- Task brief
Count every line in the data below where "false" occurs, then state that number and nothing more.

- Working data

-------

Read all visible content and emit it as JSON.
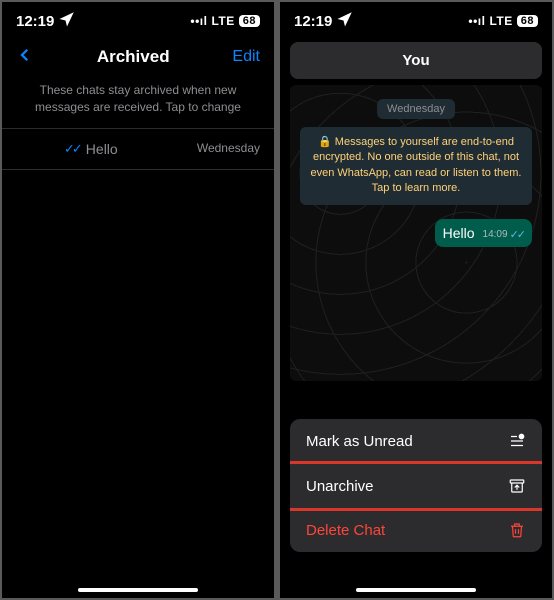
{
  "statusBar": {
    "time": "12:19",
    "network": "LTE",
    "battery": "68"
  },
  "left": {
    "title": "Archived",
    "edit": "Edit",
    "info": "These chats stay archived when new messages are received. Tap to change",
    "chat": {
      "preview": "Hello",
      "day": "Wednesday"
    }
  },
  "right": {
    "contact": "You",
    "day": "Wednesday",
    "encryption": "Messages to yourself are end-to-end encrypted. No one outside of this chat, not even WhatsApp, can read or listen to them. Tap to learn more.",
    "bubble": {
      "text": "Hello",
      "time": "14:09"
    },
    "actions": {
      "unread": "Mark as Unread",
      "unarchive": "Unarchive",
      "delete": "Delete Chat"
    }
  }
}
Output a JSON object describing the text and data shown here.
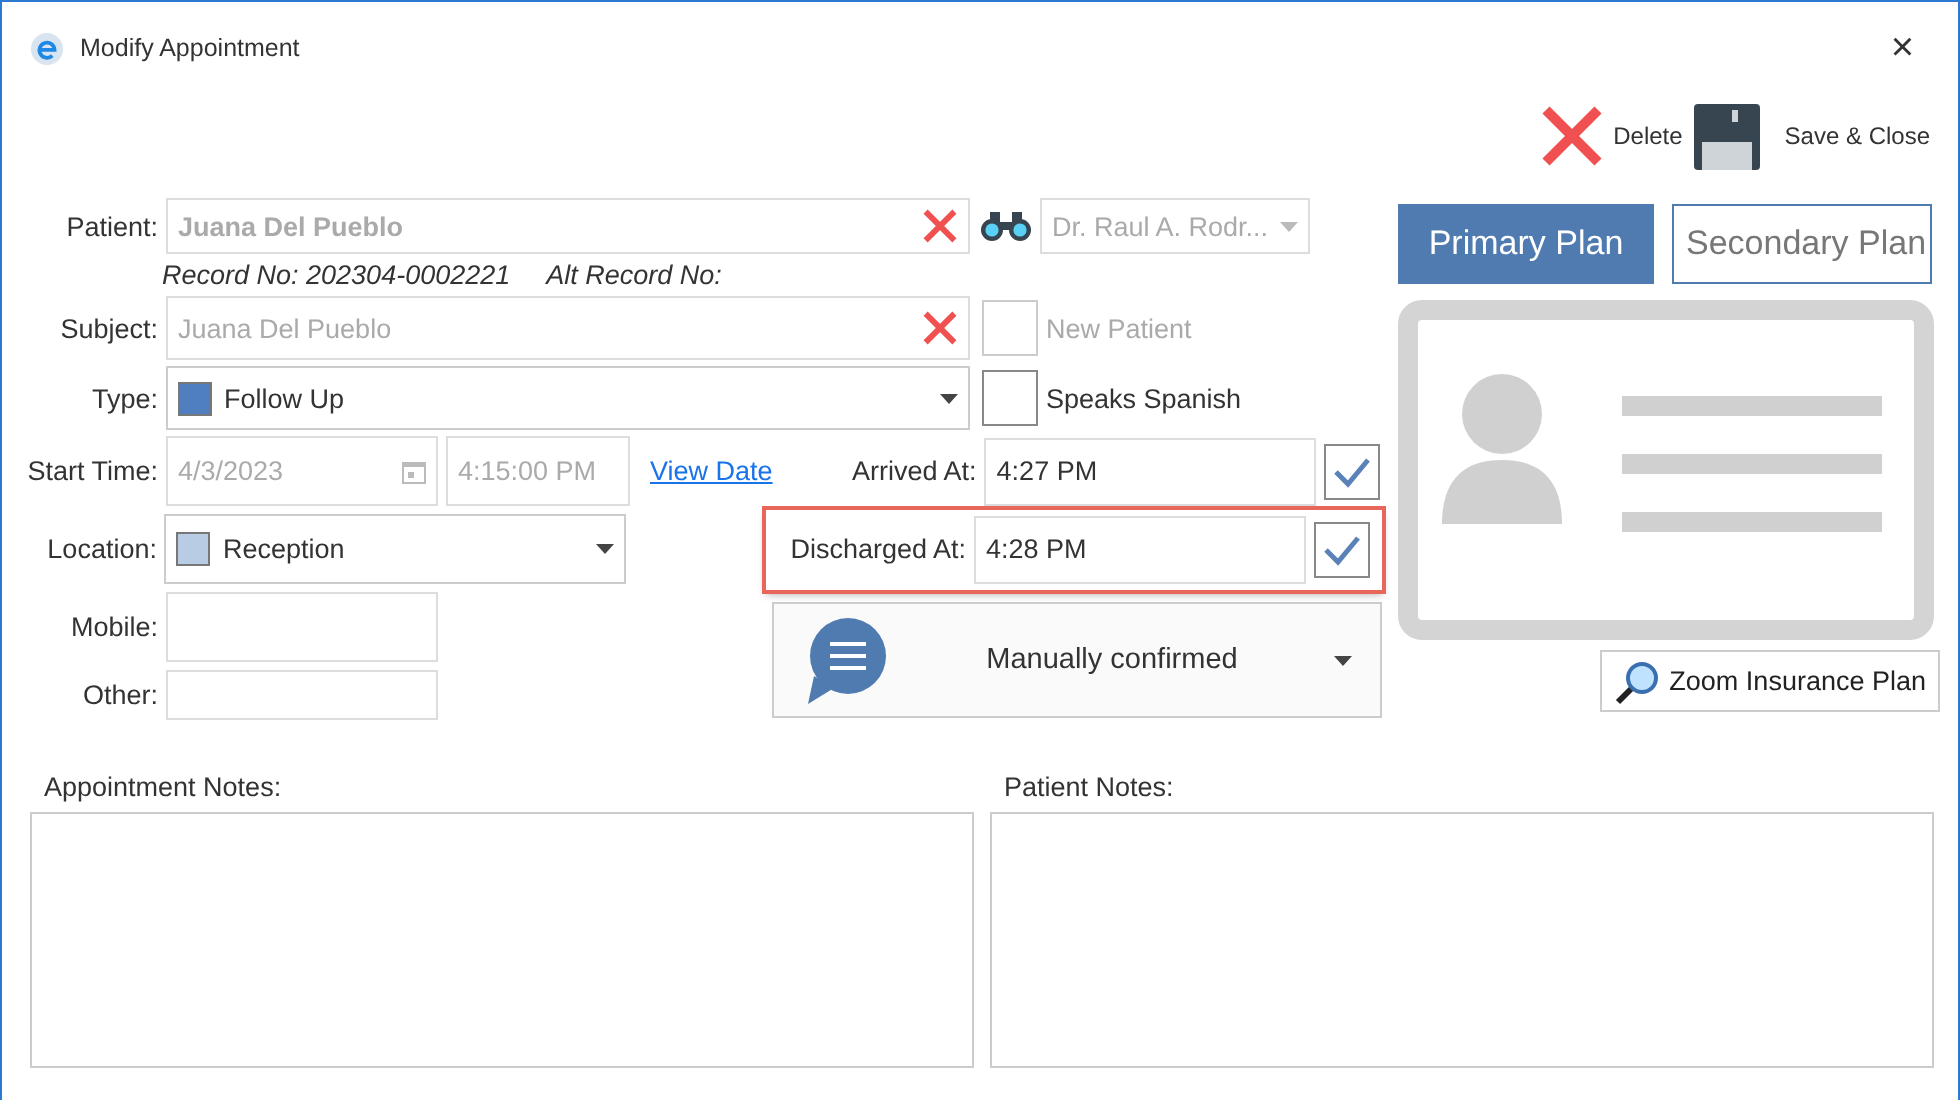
{
  "window": {
    "title": "Modify Appointment",
    "close": "×"
  },
  "toolbar": [
    {
      "kind": "delete",
      "label": "Delete"
    },
    {
      "kind": "save",
      "label": "Save & Close"
    }
  ],
  "patient": {
    "label": "Patient:",
    "value": "Juana Del Pueblo",
    "doctor": "Dr. Raul A. Rodr...",
    "record_no": "Record No: 202304-0002221",
    "alt_record_no": "Alt Record No:"
  },
  "subject": {
    "label": "Subject:",
    "value": "Juana Del Pueblo"
  },
  "checkboxes": [
    {
      "label": "New Patient",
      "checked": false,
      "disabled": true
    },
    {
      "label": "Speaks Spanish",
      "checked": false,
      "disabled": false
    }
  ],
  "type": {
    "label": "Type:",
    "value": "Follow Up",
    "color": "#4f7fbf"
  },
  "start_time": {
    "label": "Start Time:",
    "date": "4/3/2023",
    "time": "4:15:00 PM",
    "link": "View Date"
  },
  "times": [
    {
      "label": "Arrived At:",
      "value": "4:27 PM",
      "checked": true,
      "highlighted": false
    },
    {
      "label": "Discharged At:",
      "value": "4:28 PM",
      "checked": true,
      "highlighted": true
    }
  ],
  "location": {
    "label": "Location:",
    "value": "Reception",
    "color": "#b8cce4"
  },
  "mobile": {
    "label": "Mobile:"
  },
  "other": {
    "label": "Other:"
  },
  "confirmation": {
    "value": "Manually confirmed"
  },
  "plans": {
    "tabs": [
      {
        "label": "Primary Plan",
        "selected": true
      },
      {
        "label": "Secondary Plan",
        "selected": false
      }
    ],
    "zoom_button": "Zoom Insurance Plan"
  },
  "notes": [
    {
      "label": "Appointment Notes:"
    },
    {
      "label": "Patient Notes:"
    }
  ]
}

-------

- Solution for this task
5